PROBLEM DETAILS: Copy, from the entries below, each line where the word "multiple" can be found.

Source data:

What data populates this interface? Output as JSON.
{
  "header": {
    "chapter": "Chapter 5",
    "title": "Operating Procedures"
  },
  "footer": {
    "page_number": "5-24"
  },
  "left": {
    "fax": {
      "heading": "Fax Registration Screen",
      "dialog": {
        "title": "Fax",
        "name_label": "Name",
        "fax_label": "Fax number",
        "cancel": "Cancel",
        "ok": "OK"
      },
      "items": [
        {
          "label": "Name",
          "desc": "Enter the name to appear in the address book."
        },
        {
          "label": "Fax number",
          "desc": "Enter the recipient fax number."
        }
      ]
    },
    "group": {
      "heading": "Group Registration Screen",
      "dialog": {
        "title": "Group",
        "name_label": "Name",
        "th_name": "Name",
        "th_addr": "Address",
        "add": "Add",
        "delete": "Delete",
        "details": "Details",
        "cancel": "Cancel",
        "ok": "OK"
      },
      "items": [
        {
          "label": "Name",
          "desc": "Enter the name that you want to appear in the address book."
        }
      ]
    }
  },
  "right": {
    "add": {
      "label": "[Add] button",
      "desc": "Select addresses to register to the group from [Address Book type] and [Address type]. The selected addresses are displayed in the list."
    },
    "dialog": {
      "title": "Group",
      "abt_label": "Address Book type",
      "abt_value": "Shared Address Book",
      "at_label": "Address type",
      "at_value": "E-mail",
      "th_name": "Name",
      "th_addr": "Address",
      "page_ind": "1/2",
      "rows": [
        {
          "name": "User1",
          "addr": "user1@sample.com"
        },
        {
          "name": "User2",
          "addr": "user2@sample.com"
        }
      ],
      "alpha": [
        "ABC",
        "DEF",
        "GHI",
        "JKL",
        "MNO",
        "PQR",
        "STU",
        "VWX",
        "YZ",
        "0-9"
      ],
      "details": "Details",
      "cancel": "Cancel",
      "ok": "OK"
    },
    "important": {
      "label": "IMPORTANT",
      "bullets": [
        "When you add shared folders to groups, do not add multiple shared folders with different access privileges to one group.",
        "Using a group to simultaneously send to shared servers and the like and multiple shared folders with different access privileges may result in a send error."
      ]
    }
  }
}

SOLVED PROBLEM:
        "When you add shared folders to groups, do not add multiple shared folders with different access privileges to one group.",
        "Using a group to simultaneously send to shared servers and the like and multiple shared folders with different access privileges may result in a send error."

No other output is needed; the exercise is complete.